■ Description of the task
Select from the data all lines with the word "true".

## Start Data supplied

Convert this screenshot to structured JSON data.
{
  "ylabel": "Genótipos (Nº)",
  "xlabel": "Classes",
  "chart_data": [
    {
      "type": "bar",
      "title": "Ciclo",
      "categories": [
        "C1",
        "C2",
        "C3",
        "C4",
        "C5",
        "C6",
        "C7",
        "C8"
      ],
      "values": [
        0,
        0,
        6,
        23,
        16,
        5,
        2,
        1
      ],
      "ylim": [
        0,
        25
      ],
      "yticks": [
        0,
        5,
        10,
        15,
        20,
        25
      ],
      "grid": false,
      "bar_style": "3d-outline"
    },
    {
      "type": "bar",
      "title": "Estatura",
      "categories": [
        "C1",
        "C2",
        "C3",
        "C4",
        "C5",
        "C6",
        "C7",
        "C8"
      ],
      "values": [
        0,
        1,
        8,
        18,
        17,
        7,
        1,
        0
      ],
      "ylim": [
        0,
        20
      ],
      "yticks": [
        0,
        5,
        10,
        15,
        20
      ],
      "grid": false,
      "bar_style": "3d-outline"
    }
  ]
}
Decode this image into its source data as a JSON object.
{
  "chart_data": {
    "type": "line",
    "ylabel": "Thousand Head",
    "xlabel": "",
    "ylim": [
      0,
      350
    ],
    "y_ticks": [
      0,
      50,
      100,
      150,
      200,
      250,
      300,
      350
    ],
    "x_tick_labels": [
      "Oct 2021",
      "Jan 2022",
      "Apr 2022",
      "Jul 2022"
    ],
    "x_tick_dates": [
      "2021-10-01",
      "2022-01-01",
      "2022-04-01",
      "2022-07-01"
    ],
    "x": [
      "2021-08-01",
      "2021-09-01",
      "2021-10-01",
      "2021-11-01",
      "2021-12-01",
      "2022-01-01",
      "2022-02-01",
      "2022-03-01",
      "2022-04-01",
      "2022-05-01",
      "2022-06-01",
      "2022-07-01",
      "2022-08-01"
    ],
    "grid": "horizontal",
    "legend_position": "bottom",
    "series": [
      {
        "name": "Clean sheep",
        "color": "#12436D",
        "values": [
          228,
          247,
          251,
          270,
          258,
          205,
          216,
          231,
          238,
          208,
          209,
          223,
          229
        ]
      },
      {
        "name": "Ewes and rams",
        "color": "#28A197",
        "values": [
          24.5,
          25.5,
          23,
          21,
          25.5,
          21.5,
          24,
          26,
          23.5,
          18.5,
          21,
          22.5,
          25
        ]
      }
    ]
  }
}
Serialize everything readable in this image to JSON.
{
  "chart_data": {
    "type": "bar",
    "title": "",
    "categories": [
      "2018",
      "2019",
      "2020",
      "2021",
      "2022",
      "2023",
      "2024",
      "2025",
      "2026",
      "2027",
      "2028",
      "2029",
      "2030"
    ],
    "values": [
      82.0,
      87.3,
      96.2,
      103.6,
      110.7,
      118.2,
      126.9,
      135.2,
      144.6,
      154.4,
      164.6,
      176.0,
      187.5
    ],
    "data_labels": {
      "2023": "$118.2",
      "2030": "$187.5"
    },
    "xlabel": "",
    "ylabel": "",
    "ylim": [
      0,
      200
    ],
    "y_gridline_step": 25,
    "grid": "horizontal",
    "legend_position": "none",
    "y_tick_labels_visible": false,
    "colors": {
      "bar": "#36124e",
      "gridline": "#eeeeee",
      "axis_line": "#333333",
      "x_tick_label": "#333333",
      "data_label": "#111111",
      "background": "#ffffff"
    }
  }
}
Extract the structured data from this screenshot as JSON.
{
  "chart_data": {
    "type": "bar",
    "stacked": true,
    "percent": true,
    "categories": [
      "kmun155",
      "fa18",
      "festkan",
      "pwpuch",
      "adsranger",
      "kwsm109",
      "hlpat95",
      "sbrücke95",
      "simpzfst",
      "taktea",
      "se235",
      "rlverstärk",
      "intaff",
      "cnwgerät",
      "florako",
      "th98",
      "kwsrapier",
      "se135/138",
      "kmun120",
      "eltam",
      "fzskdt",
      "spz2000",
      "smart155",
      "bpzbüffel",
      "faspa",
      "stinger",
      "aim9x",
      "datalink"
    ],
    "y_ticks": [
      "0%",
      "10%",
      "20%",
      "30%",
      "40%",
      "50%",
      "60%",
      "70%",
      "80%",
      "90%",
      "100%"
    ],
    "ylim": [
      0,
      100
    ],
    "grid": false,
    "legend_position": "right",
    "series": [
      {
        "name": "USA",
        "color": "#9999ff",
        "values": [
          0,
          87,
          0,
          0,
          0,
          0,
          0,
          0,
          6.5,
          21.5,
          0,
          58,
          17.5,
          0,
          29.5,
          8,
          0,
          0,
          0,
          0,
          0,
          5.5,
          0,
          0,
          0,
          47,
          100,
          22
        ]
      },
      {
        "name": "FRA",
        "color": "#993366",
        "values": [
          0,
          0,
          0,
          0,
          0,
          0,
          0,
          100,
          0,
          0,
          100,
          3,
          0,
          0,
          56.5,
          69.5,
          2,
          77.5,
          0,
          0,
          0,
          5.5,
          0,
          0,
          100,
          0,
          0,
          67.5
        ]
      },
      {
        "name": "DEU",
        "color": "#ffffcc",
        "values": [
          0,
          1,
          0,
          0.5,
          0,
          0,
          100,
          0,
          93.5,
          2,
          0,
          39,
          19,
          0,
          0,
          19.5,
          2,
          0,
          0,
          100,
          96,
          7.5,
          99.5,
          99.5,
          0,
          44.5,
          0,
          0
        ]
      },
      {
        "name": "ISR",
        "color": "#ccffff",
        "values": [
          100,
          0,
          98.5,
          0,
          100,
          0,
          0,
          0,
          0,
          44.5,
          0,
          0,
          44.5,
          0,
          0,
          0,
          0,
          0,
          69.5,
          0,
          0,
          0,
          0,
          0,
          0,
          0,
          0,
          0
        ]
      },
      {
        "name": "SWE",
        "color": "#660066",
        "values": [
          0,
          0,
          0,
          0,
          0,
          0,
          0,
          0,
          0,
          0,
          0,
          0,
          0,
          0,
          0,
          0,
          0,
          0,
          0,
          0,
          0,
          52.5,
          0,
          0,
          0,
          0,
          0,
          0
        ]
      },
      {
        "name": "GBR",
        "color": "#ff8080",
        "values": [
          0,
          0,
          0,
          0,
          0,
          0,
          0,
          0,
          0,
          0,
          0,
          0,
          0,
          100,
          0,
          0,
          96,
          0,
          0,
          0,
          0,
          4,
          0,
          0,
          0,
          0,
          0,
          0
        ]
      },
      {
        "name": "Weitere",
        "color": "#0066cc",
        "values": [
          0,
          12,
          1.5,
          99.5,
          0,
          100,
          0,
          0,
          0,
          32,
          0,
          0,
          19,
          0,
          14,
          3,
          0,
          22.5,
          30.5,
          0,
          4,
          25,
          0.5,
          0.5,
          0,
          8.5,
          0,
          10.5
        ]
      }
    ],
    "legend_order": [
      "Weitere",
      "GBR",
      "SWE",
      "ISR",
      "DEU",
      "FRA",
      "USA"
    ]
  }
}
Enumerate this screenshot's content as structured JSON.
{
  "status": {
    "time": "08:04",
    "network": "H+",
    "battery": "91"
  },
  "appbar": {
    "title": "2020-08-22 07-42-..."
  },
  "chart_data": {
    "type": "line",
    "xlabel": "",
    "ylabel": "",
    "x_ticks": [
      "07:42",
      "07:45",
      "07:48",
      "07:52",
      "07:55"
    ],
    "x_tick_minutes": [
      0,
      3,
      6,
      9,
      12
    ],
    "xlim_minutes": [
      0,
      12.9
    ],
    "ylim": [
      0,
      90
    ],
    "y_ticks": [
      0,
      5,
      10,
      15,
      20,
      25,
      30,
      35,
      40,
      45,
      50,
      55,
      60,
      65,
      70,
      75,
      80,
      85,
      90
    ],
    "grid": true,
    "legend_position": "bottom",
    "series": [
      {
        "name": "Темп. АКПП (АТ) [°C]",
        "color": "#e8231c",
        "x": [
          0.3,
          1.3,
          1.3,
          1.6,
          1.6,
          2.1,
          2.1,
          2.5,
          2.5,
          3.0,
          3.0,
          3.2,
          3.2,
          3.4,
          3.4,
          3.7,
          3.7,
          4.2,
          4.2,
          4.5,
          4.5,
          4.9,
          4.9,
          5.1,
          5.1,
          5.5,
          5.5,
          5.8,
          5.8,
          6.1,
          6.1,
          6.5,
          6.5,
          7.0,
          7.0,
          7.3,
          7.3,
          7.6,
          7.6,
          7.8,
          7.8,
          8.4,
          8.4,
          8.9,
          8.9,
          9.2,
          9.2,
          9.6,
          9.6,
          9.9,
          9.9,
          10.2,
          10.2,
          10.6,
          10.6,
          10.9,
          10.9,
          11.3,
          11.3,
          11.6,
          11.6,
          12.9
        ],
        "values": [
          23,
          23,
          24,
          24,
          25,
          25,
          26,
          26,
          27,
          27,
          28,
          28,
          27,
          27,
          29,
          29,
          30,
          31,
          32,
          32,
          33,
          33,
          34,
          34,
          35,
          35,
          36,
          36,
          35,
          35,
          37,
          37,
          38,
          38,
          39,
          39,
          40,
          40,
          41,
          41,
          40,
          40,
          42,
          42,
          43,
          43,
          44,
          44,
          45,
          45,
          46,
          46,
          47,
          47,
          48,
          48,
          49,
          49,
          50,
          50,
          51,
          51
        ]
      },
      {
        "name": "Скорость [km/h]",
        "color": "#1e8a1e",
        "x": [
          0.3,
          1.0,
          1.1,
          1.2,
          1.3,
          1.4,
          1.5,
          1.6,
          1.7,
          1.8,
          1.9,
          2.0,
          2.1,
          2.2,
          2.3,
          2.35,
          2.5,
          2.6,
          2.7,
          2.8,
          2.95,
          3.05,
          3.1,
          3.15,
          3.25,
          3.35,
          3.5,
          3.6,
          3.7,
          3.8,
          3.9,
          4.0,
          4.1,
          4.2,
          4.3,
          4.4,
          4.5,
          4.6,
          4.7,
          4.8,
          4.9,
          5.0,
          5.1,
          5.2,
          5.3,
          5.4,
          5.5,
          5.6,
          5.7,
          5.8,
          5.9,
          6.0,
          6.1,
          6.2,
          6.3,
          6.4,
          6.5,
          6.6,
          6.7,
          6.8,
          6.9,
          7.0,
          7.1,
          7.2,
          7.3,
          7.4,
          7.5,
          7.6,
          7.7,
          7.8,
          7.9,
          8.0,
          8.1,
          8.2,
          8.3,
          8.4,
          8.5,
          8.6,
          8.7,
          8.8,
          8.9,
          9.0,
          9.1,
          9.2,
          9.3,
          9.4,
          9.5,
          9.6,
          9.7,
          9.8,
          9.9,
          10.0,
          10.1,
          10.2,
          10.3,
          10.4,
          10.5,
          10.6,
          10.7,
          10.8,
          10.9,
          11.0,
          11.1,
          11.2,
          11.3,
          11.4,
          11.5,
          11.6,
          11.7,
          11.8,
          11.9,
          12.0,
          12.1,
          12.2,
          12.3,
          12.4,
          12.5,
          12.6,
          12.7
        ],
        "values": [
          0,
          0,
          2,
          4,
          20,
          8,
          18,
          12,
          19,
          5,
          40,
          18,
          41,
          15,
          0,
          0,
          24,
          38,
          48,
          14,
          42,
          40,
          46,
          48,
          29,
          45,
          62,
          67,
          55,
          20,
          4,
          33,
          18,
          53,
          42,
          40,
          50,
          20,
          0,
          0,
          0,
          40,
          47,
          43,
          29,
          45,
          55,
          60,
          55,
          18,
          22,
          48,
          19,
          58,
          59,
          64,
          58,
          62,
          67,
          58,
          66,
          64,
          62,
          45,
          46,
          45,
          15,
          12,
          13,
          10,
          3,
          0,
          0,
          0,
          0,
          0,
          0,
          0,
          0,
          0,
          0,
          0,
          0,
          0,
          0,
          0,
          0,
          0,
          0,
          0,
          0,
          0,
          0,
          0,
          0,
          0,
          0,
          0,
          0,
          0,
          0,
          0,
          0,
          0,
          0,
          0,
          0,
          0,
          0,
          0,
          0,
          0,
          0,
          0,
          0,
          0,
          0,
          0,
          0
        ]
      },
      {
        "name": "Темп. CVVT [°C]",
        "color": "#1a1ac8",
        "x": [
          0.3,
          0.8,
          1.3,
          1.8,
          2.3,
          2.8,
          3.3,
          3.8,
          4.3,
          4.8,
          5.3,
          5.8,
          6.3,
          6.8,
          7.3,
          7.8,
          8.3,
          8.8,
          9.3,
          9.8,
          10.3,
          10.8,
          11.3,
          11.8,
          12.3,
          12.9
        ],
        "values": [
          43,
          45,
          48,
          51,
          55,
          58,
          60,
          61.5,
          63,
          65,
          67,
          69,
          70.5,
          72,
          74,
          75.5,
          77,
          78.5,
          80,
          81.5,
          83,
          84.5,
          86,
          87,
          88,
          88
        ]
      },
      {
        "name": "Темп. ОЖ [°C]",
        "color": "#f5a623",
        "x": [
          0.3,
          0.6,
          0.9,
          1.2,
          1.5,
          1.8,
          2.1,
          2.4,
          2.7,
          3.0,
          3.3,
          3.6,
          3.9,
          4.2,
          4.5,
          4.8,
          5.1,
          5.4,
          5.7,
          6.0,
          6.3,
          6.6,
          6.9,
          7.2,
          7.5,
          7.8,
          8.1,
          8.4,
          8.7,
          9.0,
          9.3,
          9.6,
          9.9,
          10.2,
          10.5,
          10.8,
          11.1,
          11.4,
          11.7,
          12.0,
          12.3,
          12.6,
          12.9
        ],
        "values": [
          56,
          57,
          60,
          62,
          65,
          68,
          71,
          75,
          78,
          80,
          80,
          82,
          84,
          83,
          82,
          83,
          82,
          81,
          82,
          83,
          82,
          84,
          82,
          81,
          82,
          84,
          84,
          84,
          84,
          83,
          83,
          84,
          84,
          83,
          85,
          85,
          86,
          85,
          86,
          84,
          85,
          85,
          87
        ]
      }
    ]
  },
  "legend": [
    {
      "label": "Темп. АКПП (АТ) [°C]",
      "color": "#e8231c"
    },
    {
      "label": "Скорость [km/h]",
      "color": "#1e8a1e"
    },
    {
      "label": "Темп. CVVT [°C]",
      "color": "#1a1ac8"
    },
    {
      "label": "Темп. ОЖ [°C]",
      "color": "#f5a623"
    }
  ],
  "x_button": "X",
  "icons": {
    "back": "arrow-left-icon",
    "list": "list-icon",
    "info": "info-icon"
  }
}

## End Data supplied

■ Worked solution
    "stacked": true,
    "percent": true,
    "grid": true,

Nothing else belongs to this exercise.